### REQUIREMENTS
Set down all of the data that follows word for word, without the images.

=== DATA EXTRACT ===

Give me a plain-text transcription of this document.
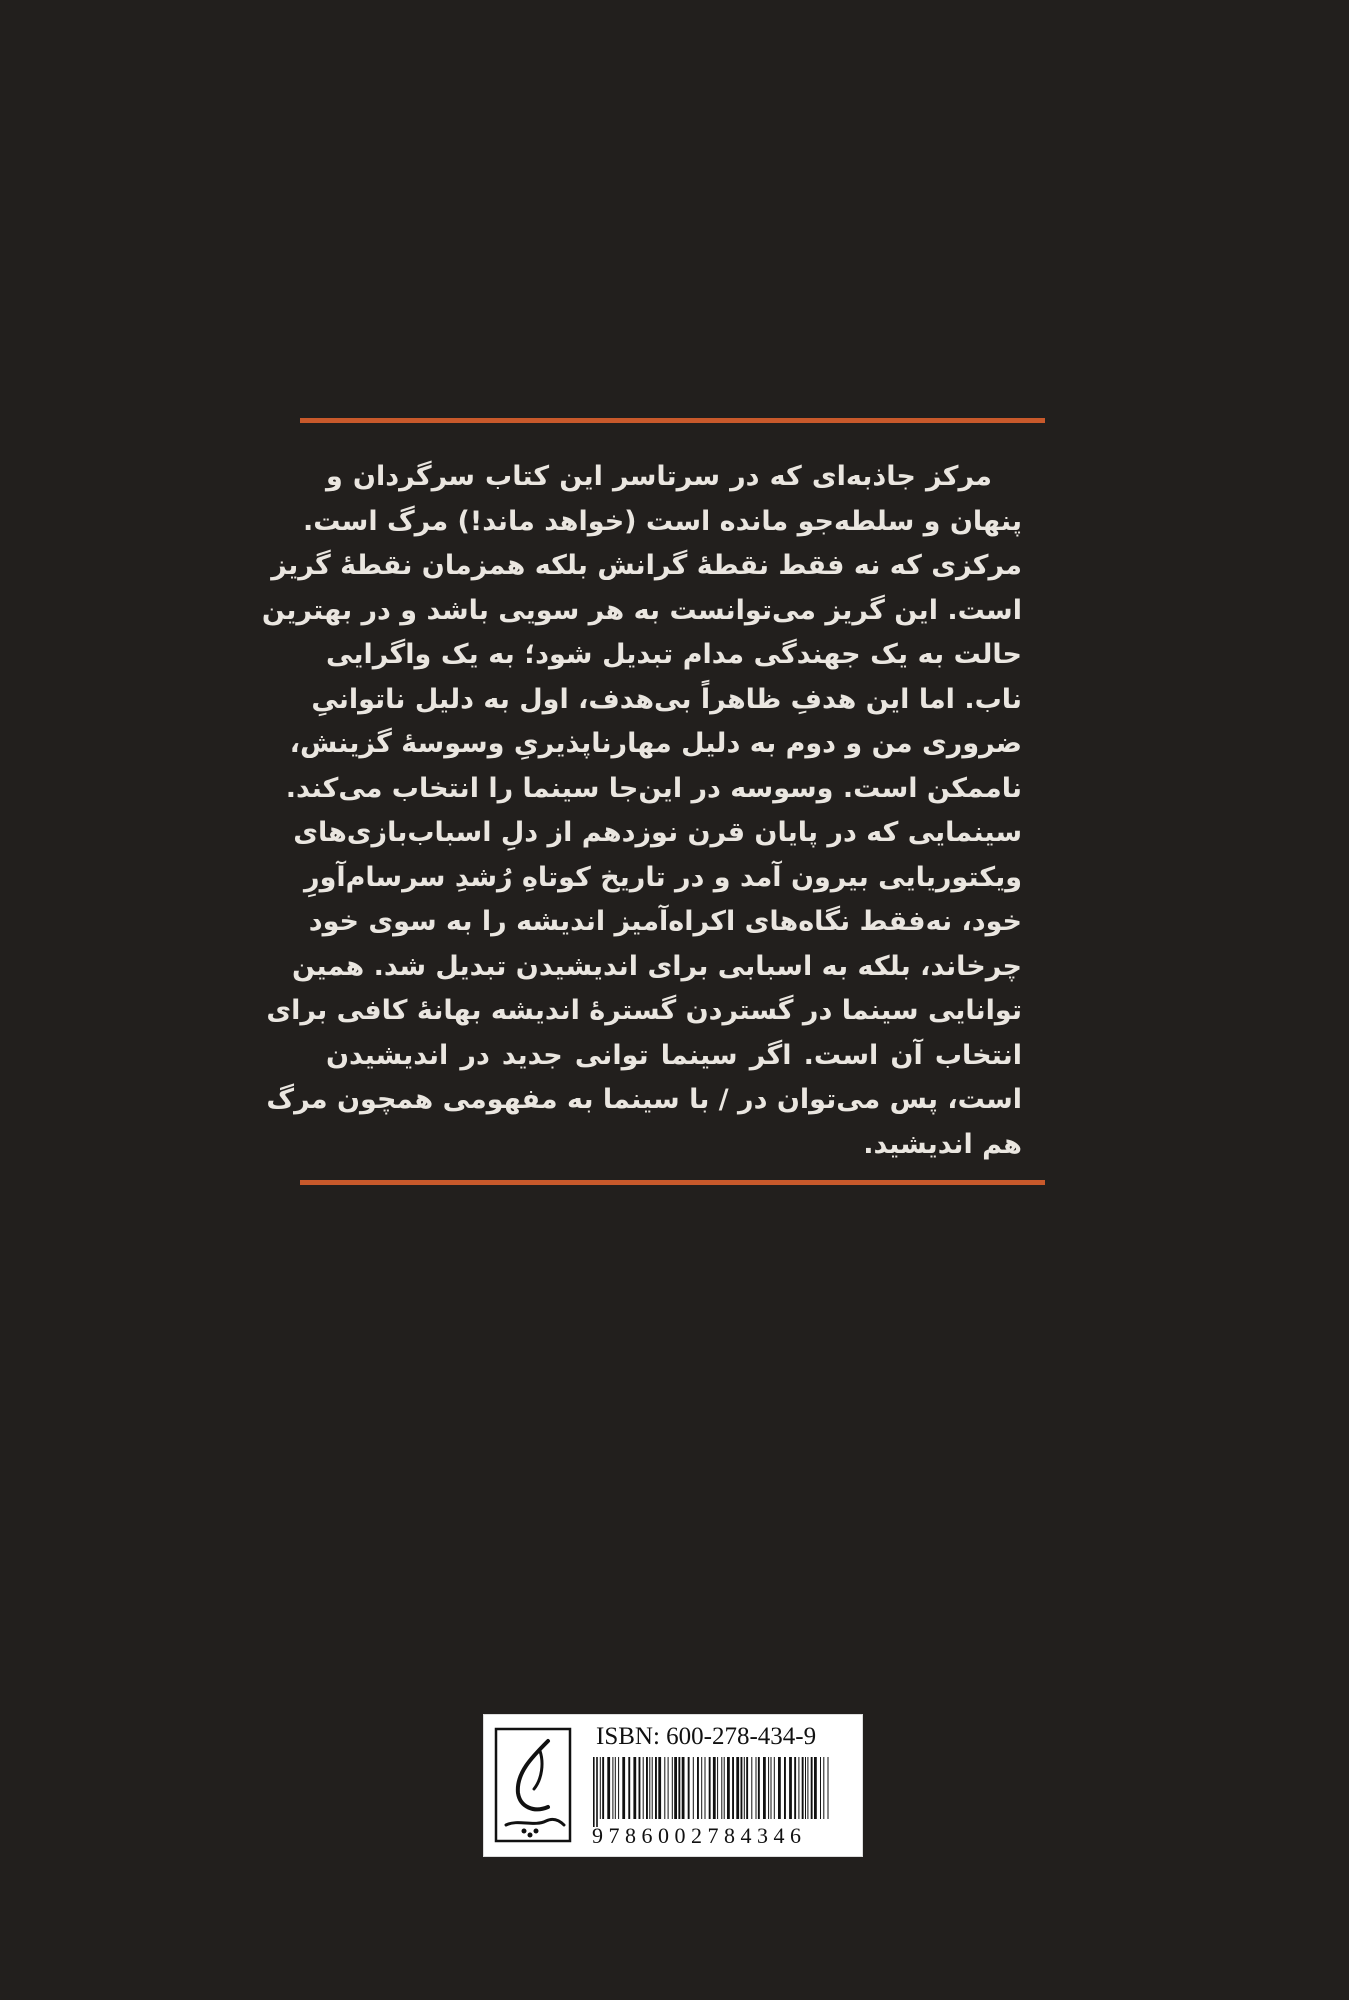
مرکز جاذبه‌ای که در سرتاسر این کتاب سرگردان و
پنهان و سلطه‌جو مانده است (خواهد ماند!) مرگ است.
مرکزی که نه فقط نقطهٔ گرانش بلکه همزمان نقطهٔ گریز
است. این گریز می‌توانست به هر سویی باشد و در بهترین
حالت به یک جهندگی مدام تبدیل شود؛ به یک واگرایی
ناب. اما این هدفِ ظاهراً بی‌هدف، اول به دلیل ناتوانیِ
ضروری من و دوم به دلیل مهارناپذیریِ وسوسهٔ گزینش،
ناممکن است. وسوسه در این‌جا سینما را انتخاب می‌کند.
سینمایی که در پایان قرن نوزدهم از دلِ اسباب‌بازی‌های
ویکتوریایی بیرون آمد و در تاریخ کوتاهِ رُشدِ سرسام‌آورِ
خود، نه‌فقط نگاه‌های اکراه‌آمیز اندیشه را به سوی خود
چرخاند، بلکه به اسبابی برای اندیشیدن تبدیل شد. همین
توانایی سینما در گستردن گسترهٔ اندیشه بهانهٔ کافی برای
انتخاب آن است. اگر سینما توانی جدید در اندیشیدن
است، پس می‌توان در / با سینما به مفهومی همچون مرگ
هم اندیشید.
ISBN: 600-278-434-9
9786002784346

===

### EXERCISE RESULT
Give me a plain-text transcription of this document.
مرکز جاذبه‌ای که در سرتاسر این کتاب سرگردان و
پنهان و سلطه‌جو مانده است (خواهد ماند!) مرگ است.
مرکزی که نه فقط نقطهٔ گرانش بلکه همزمان نقطهٔ گریز
است. این گریز می‌توانست به هر سویی باشد و در بهترین
حالت به یک جهندگی مدام تبدیل شود؛ به یک واگرایی
ناب. اما این هدفِ ظاهراً بی‌هدف، اول به دلیل ناتوانیِ
ضروری من و دوم به دلیل مهارناپذیریِ وسوسهٔ گزینش،
ناممکن است. وسوسه در این‌جا سینما را انتخاب می‌کند.
سینمایی که در پایان قرن نوزدهم از دلِ اسباب‌بازی‌های
ویکتوریایی بیرون آمد و در تاریخ کوتاهِ رُشدِ سرسام‌آورِ
خود، نه‌فقط نگاه‌های اکراه‌آمیز اندیشه را به سوی خود
چرخاند، بلکه به اسبابی برای اندیشیدن تبدیل شد. همین
توانایی سینما در گستردن گسترهٔ اندیشه بهانهٔ کافی برای
انتخاب آن است. اگر سینما توانی جدید در اندیشیدن
است، پس می‌توان در / با سینما به مفهومی همچون مرگ
هم اندیشید.
ISBN: 600-278-434-9
9786002784346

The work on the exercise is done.